= To be done =
From the entries below, copy out every line with "регистрации" in it.

= Provided information =
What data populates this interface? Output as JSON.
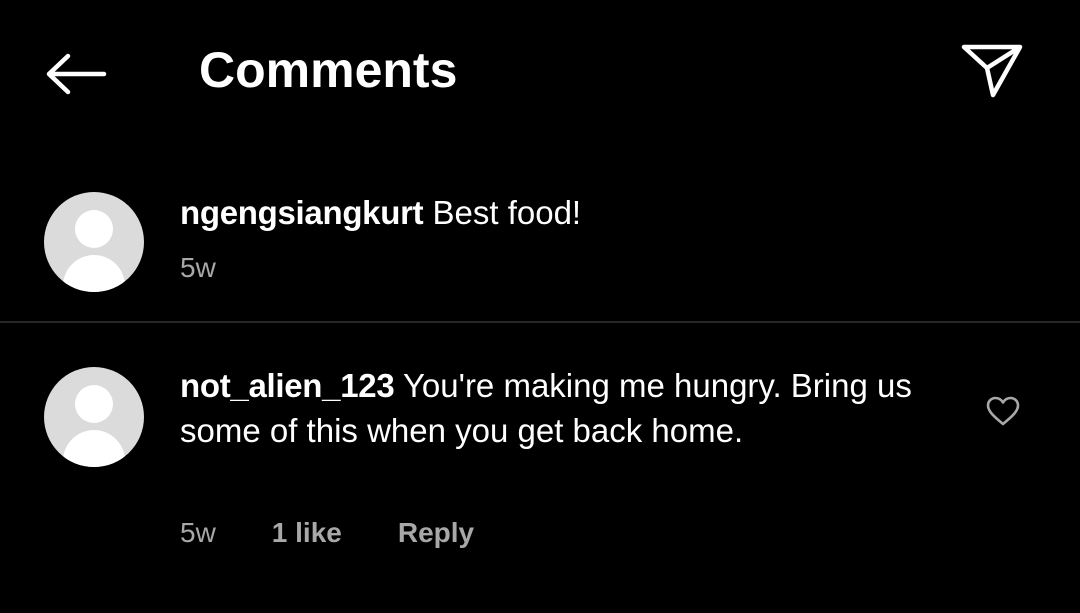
{
  "header": {
    "title": "Comments",
    "back_icon": "arrow-left-icon",
    "share_icon": "paper-plane-icon"
  },
  "comments": [
    {
      "username": "ngengsiangkurt",
      "text": "Best food!",
      "time": "5w",
      "avatar_icon": "default-avatar-icon"
    },
    {
      "username": "not_alien_123",
      "text": "You're making me hungry. Bring us some of this when you get back home.",
      "time": "5w",
      "likes": "1 like",
      "reply_label": "Reply",
      "avatar_icon": "default-avatar-icon",
      "like_icon": "heart-outline-icon"
    }
  ],
  "colors": {
    "background": "#000000",
    "text_primary": "#ffffff",
    "text_secondary": "#a8a8a8",
    "avatar_bg": "#dbdbdb",
    "divider": "#262626"
  }
}
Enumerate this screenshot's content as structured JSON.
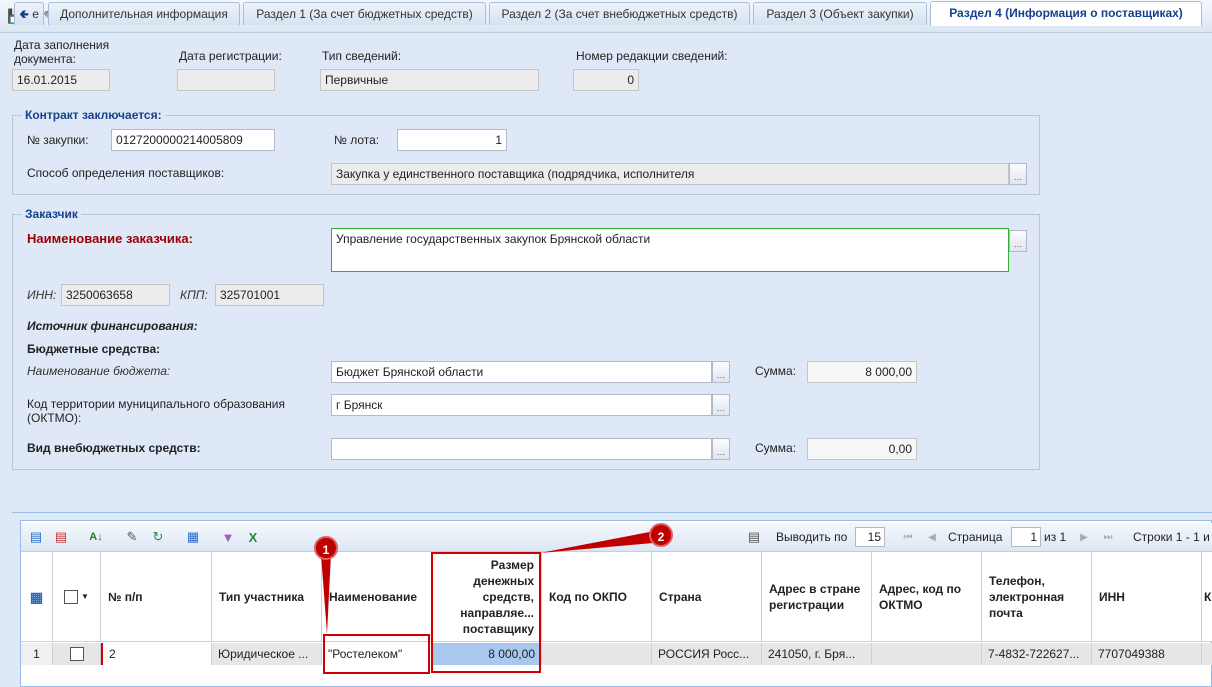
{
  "header": {
    "fill_date_label": "Дата заполнения документа:",
    "fill_date_value": "16.01.2015",
    "reg_date_label": "Дата регистрации:",
    "reg_date_value": "",
    "info_type_label": "Тип сведений:",
    "info_type_value": "Первичные",
    "revision_label": "Номер редакции сведений:",
    "revision_value": "0"
  },
  "contract": {
    "legend": "Контракт заключается:",
    "purchase_no_label": "№ закупки:",
    "purchase_no_value": "0127200000214005809",
    "lot_no_label": "№ лота:",
    "lot_no_value": "1",
    "method_label": "Способ определения поставщиков:",
    "method_value": "Закупка у единственного поставщика (подрядчика, исполнителя"
  },
  "customer": {
    "legend": "Заказчик",
    "name_label": "Наименование заказчика:",
    "name_value": "Управление государственных закупок Брянской области",
    "inn_label": "ИНН:",
    "inn_value": "3250063658",
    "kpp_label": "КПП:",
    "kpp_value": "325701001",
    "funding_label": "Источник финансирования:",
    "budget_label": "Бюджетные средства:",
    "budget_name_label": "Наименование бюджета:",
    "budget_name_value": "Бюджет Брянской области",
    "sum_label": "Сумма:",
    "budget_sum_value": "8 000,00",
    "oktmo_label": "Код территории муниципального образования (ОКТМО):",
    "oktmo_value": "г Брянск",
    "offbudget_label": "Вид внебюджетных средств:",
    "offbudget_value": "",
    "offbudget_sum_value": "0,00"
  },
  "tabs": [
    {
      "label": "е"
    },
    {
      "label": "Дополнительная информация"
    },
    {
      "label": "Раздел 1 (За счет бюджетных средств)"
    },
    {
      "label": "Раздел 2 (За счет внебюджетных средств)"
    },
    {
      "label": "Раздел 3 (Объект закупки)"
    },
    {
      "label": "Раздел 4 (Информация о поставщиках)"
    }
  ],
  "grid_toolbar": {
    "page_size_label": "Выводить по",
    "page_size_value": "15",
    "page_label": "Страница",
    "page_value": "1",
    "page_of": "из 1",
    "rows_label": "Строки 1 - 1 и"
  },
  "columns": [
    "№ п/п",
    "Тип участника",
    "Наименование",
    "Размер денежных средств, направляе... поставщику",
    "Код по ОКПО",
    "Страна",
    "Адрес в стране регистрации",
    "Адрес, код по ОКТМО",
    "Телефон, электронная почта",
    "ИНН",
    "К"
  ],
  "rows": [
    {
      "row_no": "1",
      "num": "2",
      "type": "Юридическое ...",
      "name": "\"Ростелеком\"",
      "amount": "8 000,00",
      "okpo": "",
      "country": "РОССИЯ Росс...",
      "address": "241050, г. Бря...",
      "oktmo_addr": "",
      "phone": "7-4832-722627...",
      "inn": "7707049388"
    }
  ],
  "callouts": [
    "1",
    "2"
  ],
  "colors": {
    "accent": "#15428b",
    "callout": "#c00000",
    "required": "#990000"
  }
}
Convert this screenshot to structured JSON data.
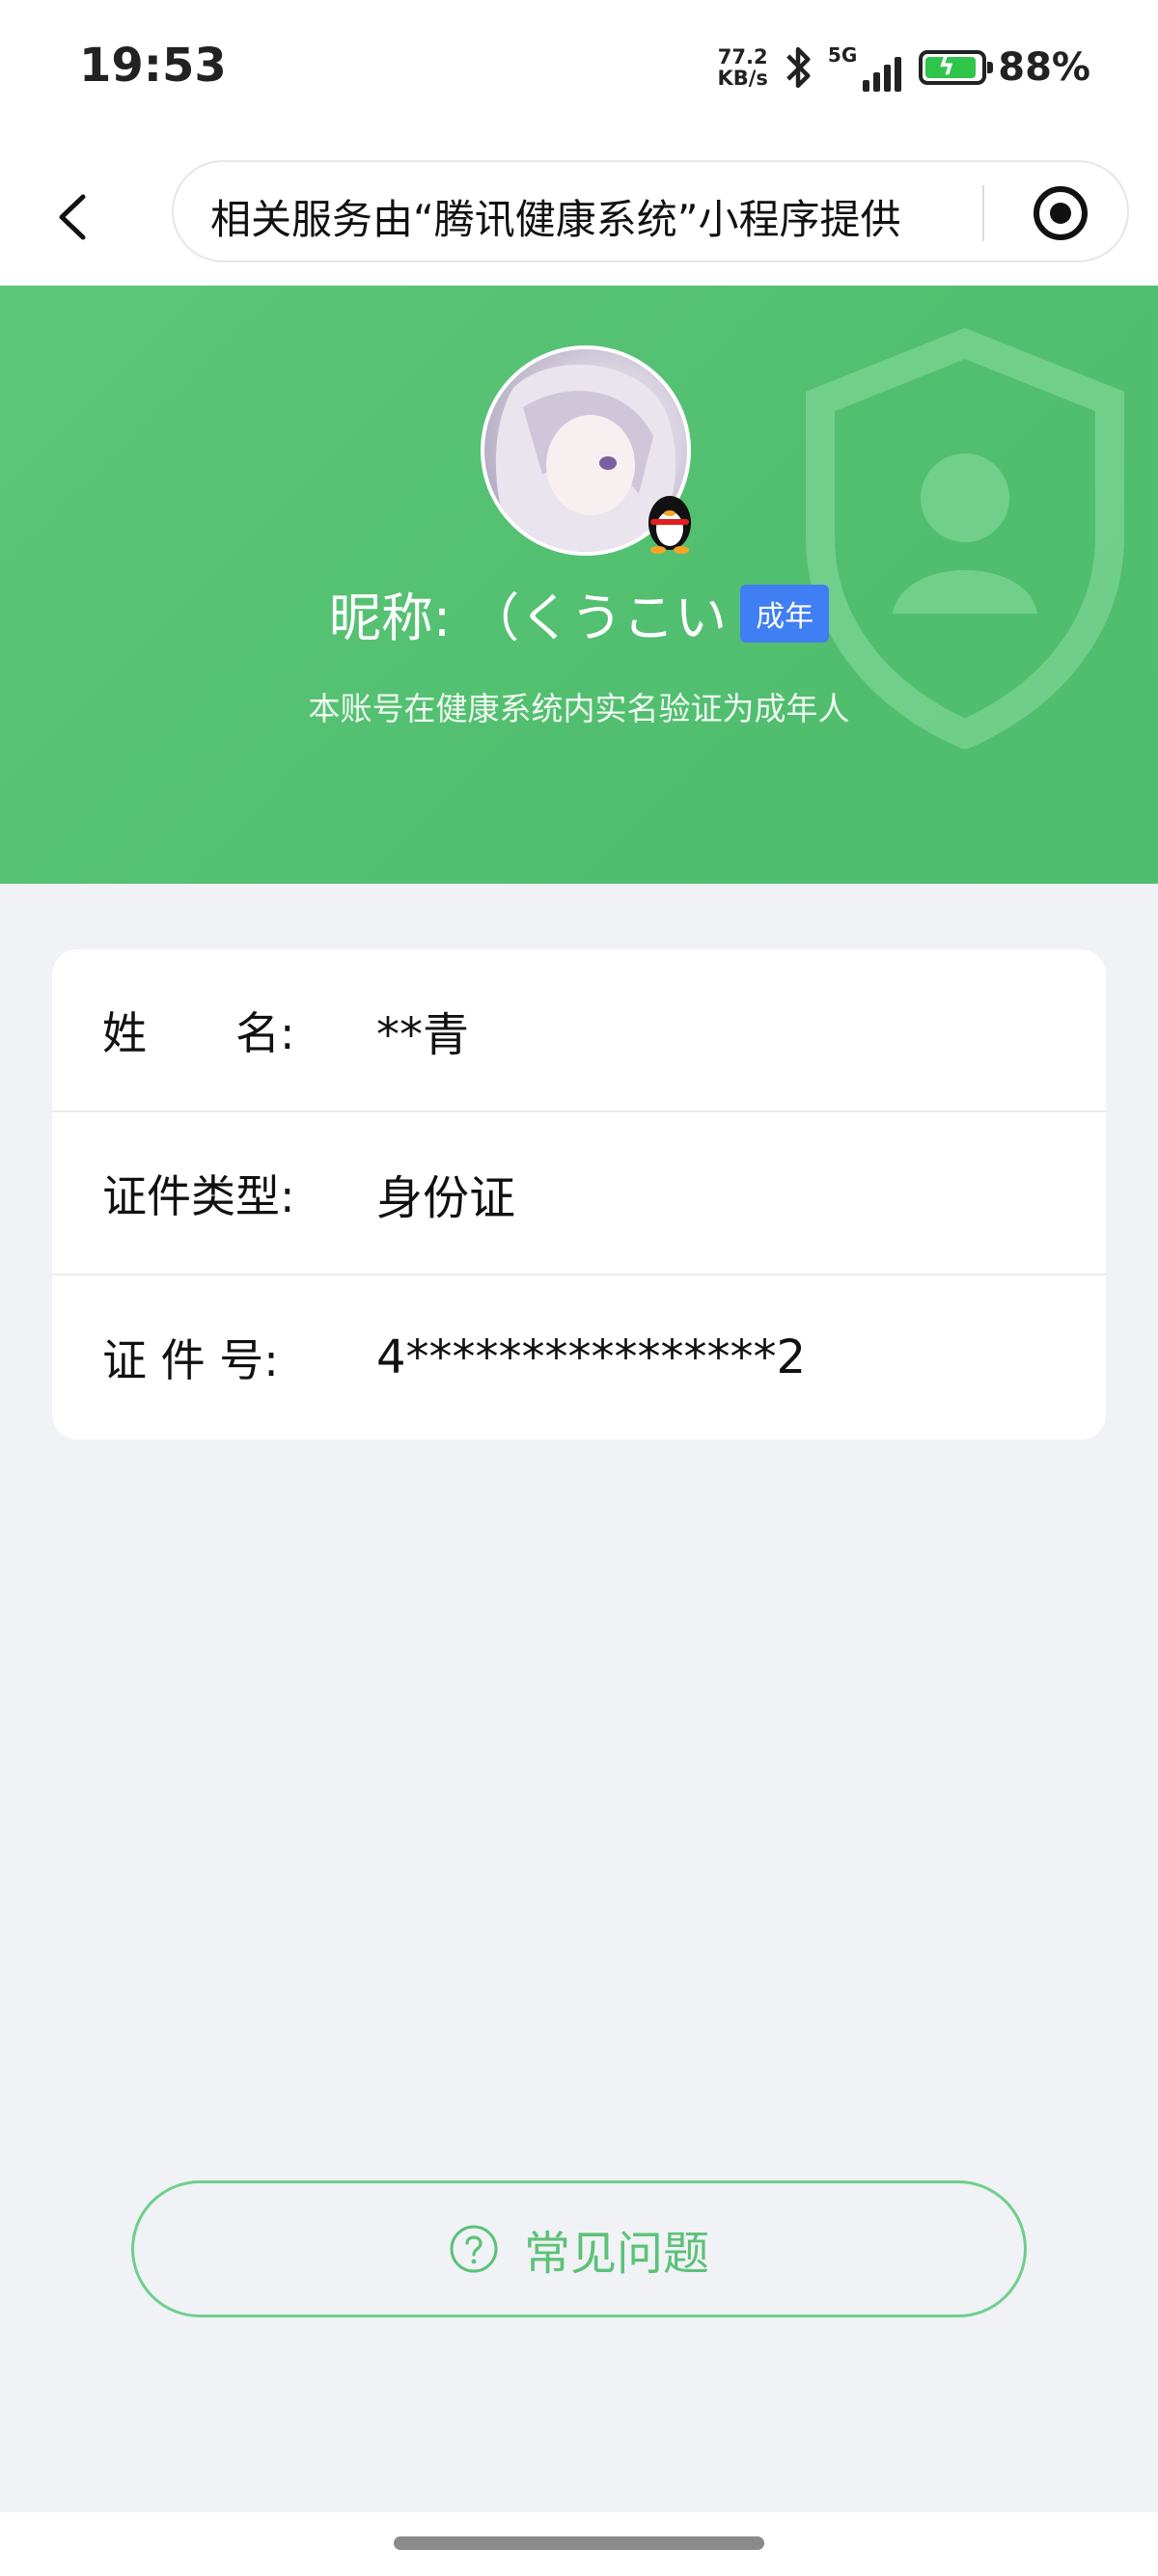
{
  "status_bar": {
    "time": "19:53",
    "net_speed_value": "77.2",
    "net_speed_unit": "KB/s",
    "signal_label": "5G",
    "battery_percent": "88%",
    "battery_level": 0.88,
    "battery_color": "#2fc44a"
  },
  "nav": {
    "back_icon": "chevron-left-icon",
    "capsule_text": "相关服务由“腾讯健康系统”小程序提供",
    "capsule_icon": "target-icon"
  },
  "profile": {
    "avatar_icon": "avatar-image",
    "badge_icon": "qq-penguin-icon",
    "nickname": "昵称: （くうこい",
    "tag": "成年",
    "tag_color": "#3f7ef3",
    "verify_text": "本账号在健康系统内实名验证为成年人",
    "header_color": "#5cc477"
  },
  "info": {
    "rows": [
      {
        "label": "姓　　名:",
        "value": "**青"
      },
      {
        "label": "证件类型:",
        "value": "身份证"
      },
      {
        "label": "证 件 号:",
        "value": "4****************2"
      }
    ]
  },
  "faq": {
    "icon": "question-circle-icon",
    "label": "常见问题",
    "color": "#5cc278"
  }
}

= Written solution =
    "reg_date_label": "Дата регистрации:",
    "Адрес в стране регистрации",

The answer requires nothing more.